-- Your goal --
Leave out the pictures and return every entry exactly as it appears.

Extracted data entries

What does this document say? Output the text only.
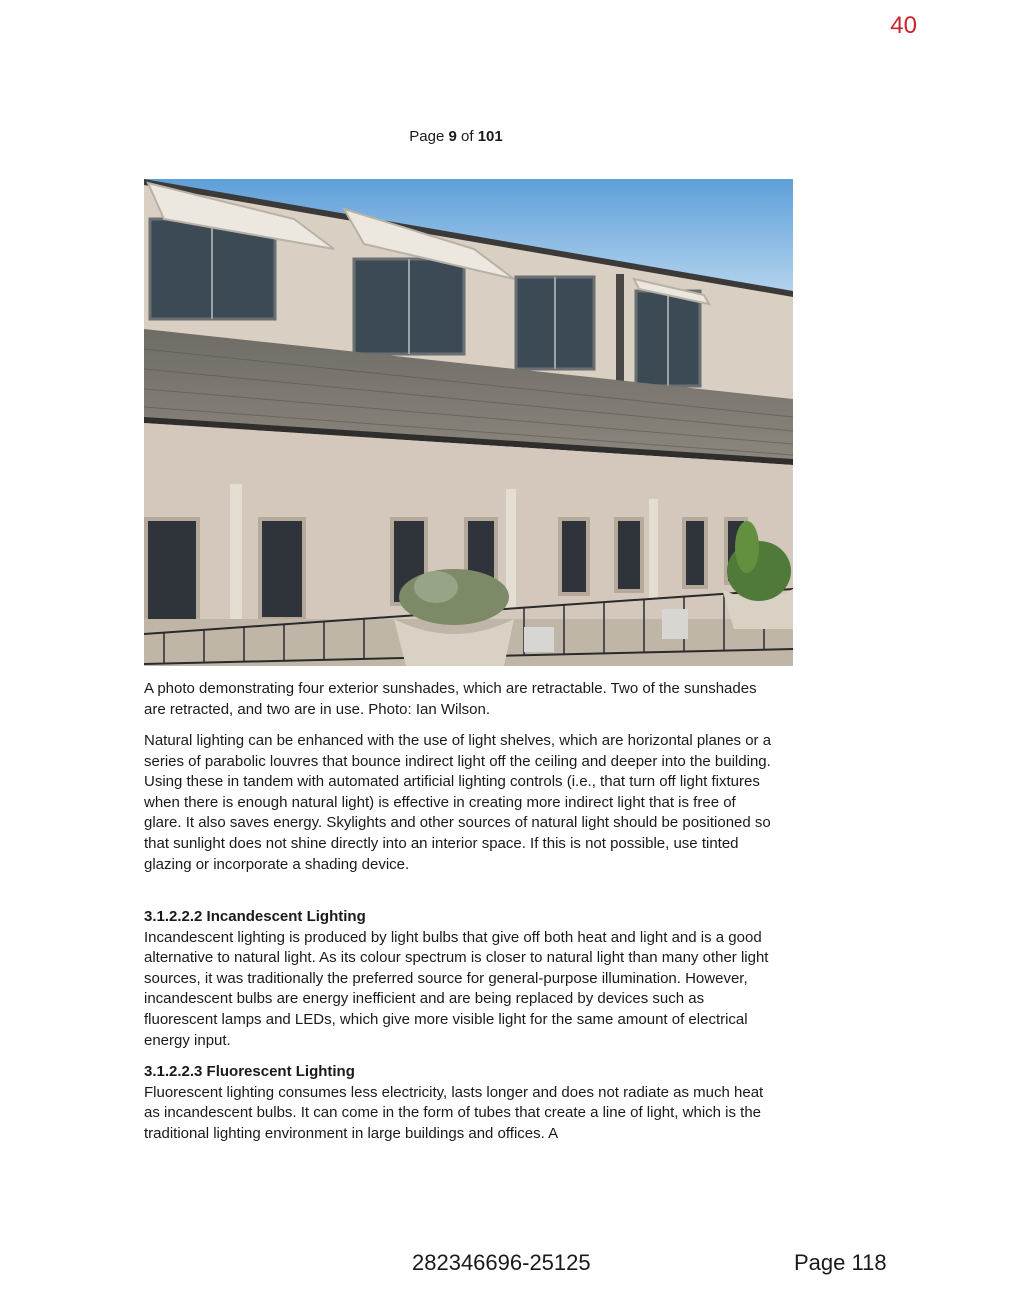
40
Page 9 of 101

A photo demonstrating four exterior sunshades, which are retractable. Two of the sunshades are retracted, and two are in use. Photo: Ian Wilson.

Natural lighting can be enhanced with the use of light shelves, which are horizontal planes or a series of parabolic louvres that bounce indirect light off the ceiling and deeper into the building. Using these in tandem with automated artificial lighting controls (i.e., that turn off light fixtures when there is enough natural light) is effective in creating more indirect light that is free of glare. It also saves energy. Skylights and other sources of natural light should be positioned so that sunlight does not shine directly into an interior space. If this is not possible, use tinted glazing or incorporate a shading device.

3.1.2.2.2 Incandescent Lighting

Incandescent lighting is produced by light bulbs that give off both heat and light and is a good alternative to natural light. As its colour spectrum is closer to natural light than many other light sources, it was traditionally the preferred source for general-purpose illumination. However, incandescent bulbs are energy inefficient and are being replaced by devices such as fluorescent lamps and LEDs, which give more visible light for the same amount of electrical energy input.

3.1.2.2.3 Fluorescent Lighting

Fluorescent lighting consumes less electricity, lasts longer and does not radiate as much heat as incandescent bulbs. It can come in the form of tubes that create a line of light, which is the traditional lighting environment in large buildings and offices. A

282346696-25125	Page 118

-- Full solution --
What does this document say? Output the text only.
40
Page 9 of 101

A photo demonstrating four exterior sunshades, which are retractable. Two of the sunshades are retracted, and two are in use. Photo: Ian Wilson.

Natural lighting can be enhanced with the use of light shelves, which are horizontal planes or a series of parabolic louvres that bounce indirect light off the ceiling and deeper into the building. Using these in tandem with automated artificial lighting controls (i.e., that turn off light fixtures when there is enough natural light) is effective in creating more indirect light that is free of glare. It also saves energy. Skylights and other sources of natural light should be positioned so that sunlight does not shine directly into an interior space. If this is not possible, use tinted glazing or incorporate a shading device.

3.1.2.2.2 Incandescent Lighting

Incandescent lighting is produced by light bulbs that give off both heat and light and is a good alternative to natural light. As its colour spectrum is closer to natural light than many other light sources, it was traditionally the preferred source for general-purpose illumination. However, incandescent bulbs are energy inefficient and are being replaced by devices such as fluorescent lamps and LEDs, which give more visible light for the same amount of electrical energy input.

3.1.2.2.3 Fluorescent Lighting

Fluorescent lighting consumes less electricity, lasts longer and does not radiate as much heat as incandescent bulbs. It can come in the form of tubes that create a line of light, which is the traditional lighting environment in large buildings and offices. A

282346696-25125	Page 118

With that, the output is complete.